Figure content listings
══════════════════════════════
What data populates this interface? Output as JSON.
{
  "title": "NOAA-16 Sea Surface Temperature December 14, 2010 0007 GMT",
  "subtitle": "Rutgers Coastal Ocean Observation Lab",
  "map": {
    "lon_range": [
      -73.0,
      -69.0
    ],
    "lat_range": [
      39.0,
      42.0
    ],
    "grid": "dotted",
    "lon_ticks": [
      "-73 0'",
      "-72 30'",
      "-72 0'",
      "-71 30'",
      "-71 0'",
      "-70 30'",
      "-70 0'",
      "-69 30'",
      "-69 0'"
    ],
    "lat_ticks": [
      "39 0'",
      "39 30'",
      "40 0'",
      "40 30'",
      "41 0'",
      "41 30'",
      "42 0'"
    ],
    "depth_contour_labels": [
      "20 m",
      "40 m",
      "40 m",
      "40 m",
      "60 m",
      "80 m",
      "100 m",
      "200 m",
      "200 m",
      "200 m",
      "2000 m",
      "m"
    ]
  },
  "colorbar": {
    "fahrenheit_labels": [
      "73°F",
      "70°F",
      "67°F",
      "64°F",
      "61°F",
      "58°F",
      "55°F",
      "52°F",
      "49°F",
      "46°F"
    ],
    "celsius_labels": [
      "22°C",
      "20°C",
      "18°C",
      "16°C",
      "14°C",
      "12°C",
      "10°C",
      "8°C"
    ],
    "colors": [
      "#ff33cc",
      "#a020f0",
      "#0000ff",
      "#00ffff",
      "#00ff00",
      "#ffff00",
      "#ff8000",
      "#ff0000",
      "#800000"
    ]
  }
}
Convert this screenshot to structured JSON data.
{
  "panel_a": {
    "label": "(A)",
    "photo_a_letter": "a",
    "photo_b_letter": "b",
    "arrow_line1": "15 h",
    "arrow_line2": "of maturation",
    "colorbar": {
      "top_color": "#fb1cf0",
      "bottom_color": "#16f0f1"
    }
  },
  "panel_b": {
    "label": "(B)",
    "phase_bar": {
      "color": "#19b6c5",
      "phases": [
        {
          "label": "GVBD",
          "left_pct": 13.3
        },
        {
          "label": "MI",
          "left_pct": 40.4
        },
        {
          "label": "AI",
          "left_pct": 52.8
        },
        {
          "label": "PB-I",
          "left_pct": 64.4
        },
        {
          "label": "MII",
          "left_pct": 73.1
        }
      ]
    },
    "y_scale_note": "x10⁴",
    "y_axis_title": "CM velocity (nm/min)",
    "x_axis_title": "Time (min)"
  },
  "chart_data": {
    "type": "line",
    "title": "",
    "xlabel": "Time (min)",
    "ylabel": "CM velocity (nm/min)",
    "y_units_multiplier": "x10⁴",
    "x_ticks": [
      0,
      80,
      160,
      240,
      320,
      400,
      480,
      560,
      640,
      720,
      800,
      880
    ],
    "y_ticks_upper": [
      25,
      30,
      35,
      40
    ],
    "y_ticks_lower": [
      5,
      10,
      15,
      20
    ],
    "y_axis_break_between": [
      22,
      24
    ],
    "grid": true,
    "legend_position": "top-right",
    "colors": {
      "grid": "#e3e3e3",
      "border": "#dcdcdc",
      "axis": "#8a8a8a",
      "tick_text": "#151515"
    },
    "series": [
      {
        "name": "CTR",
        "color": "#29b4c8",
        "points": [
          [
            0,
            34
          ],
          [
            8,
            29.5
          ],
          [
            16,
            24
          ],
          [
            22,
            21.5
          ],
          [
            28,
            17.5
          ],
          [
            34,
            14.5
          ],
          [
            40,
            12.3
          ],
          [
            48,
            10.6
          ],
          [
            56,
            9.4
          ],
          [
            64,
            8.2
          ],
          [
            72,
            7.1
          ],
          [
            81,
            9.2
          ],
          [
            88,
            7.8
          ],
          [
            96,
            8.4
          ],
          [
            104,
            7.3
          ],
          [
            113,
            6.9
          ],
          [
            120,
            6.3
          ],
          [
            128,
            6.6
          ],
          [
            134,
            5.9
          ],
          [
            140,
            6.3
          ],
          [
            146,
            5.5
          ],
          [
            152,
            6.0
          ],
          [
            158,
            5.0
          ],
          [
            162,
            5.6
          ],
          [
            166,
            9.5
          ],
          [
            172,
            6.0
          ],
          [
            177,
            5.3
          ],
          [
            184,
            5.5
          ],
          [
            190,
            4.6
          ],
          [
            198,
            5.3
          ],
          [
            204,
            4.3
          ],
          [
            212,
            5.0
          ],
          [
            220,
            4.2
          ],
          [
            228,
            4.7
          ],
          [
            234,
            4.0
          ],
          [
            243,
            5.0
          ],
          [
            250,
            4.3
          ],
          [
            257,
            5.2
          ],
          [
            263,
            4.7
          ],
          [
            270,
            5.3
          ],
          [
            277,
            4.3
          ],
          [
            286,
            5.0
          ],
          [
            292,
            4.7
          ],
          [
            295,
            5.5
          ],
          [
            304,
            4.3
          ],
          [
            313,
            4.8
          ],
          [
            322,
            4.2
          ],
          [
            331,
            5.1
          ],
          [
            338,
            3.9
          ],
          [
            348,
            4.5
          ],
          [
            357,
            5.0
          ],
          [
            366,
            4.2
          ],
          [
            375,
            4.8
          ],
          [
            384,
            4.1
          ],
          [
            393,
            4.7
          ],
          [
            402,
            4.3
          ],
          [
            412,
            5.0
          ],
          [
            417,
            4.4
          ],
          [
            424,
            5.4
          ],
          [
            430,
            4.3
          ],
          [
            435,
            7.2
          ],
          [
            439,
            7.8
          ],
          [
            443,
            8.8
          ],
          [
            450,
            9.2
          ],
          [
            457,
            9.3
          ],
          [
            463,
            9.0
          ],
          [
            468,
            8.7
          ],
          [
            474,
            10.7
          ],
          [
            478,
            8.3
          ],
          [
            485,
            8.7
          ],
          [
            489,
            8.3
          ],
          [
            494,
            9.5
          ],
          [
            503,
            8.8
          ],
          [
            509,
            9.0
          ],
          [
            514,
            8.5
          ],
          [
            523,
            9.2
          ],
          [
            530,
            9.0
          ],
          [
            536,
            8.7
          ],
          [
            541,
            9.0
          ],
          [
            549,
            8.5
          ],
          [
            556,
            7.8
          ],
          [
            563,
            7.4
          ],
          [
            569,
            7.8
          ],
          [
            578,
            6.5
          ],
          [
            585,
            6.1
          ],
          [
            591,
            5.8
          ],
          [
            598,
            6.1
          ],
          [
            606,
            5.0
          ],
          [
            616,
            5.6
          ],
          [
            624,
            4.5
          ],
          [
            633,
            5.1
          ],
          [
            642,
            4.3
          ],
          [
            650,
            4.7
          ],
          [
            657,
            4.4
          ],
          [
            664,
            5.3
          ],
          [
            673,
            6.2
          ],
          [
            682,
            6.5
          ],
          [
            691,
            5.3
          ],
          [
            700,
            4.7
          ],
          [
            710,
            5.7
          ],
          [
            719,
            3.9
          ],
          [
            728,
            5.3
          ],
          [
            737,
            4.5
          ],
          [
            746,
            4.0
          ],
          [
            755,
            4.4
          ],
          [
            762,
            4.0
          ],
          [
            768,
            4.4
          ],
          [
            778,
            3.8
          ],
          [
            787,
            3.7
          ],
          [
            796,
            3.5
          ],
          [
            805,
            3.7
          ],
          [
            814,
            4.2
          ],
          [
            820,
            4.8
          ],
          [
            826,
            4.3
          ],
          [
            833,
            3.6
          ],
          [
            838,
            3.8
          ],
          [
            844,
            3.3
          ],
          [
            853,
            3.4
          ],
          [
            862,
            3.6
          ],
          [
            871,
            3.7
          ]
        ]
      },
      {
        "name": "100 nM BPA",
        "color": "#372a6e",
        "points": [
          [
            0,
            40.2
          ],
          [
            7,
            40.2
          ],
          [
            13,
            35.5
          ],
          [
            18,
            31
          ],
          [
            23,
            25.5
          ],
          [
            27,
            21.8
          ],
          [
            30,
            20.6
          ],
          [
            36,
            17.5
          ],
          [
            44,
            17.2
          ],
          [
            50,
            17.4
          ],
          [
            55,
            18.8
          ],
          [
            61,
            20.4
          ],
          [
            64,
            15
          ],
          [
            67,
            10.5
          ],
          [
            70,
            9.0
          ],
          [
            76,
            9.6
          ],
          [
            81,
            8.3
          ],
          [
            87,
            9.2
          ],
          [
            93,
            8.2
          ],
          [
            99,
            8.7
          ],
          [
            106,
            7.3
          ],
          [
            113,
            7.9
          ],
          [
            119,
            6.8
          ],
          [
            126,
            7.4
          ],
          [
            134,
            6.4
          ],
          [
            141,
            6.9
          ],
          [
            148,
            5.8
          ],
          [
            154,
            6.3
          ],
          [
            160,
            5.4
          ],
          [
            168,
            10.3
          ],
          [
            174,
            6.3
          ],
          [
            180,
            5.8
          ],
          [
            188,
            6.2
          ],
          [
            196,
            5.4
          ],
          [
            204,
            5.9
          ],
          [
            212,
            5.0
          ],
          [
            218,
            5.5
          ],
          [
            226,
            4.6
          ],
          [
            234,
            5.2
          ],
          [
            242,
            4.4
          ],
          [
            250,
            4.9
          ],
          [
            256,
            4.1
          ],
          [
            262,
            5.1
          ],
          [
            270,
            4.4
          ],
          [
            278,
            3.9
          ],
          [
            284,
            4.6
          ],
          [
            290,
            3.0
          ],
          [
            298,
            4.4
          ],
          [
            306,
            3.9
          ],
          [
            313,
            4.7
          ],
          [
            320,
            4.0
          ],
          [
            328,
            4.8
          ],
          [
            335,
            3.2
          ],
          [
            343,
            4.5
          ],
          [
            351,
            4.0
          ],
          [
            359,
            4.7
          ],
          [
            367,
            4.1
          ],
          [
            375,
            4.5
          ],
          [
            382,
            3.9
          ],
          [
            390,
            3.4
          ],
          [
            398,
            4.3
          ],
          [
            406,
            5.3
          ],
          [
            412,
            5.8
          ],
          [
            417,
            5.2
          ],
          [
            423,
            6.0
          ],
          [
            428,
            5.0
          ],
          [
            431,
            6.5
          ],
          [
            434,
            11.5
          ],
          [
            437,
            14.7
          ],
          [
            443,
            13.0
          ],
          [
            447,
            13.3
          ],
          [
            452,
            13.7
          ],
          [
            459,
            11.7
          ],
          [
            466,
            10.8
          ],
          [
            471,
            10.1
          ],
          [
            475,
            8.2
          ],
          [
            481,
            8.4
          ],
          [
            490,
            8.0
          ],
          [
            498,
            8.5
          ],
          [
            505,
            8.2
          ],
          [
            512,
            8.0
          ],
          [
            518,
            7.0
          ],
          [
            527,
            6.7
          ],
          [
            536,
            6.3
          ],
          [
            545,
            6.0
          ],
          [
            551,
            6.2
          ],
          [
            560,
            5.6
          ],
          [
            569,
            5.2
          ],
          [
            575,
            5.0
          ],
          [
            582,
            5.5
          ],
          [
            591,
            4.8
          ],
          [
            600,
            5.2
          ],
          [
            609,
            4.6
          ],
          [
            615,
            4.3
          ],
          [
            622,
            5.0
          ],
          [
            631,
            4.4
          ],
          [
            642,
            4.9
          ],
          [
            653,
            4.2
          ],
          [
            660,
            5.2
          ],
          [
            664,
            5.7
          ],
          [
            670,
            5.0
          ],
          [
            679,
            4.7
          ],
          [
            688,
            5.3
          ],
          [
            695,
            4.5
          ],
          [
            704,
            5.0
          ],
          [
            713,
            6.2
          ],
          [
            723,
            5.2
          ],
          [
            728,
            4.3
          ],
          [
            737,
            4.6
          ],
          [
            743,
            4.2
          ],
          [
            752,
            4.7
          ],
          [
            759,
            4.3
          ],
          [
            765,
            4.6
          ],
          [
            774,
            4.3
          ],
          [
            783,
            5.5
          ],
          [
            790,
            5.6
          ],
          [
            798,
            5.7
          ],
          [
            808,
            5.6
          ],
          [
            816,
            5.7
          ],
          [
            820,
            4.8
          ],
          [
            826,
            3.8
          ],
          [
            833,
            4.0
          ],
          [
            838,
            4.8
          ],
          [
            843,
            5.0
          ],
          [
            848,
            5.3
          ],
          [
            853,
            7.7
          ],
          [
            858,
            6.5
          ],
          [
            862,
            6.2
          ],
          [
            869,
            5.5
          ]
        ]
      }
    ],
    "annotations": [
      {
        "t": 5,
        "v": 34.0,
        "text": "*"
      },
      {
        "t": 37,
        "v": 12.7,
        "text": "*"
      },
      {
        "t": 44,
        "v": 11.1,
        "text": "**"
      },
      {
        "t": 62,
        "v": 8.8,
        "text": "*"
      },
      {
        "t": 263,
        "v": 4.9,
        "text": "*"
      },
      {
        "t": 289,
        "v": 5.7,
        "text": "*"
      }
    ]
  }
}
══════════════════════════════
— Stated task —
Display every line of the listing that contains the string "JSON".

— Written response —
What data populates this interface? Output as JSON.
Convert this screenshot to structured JSON data.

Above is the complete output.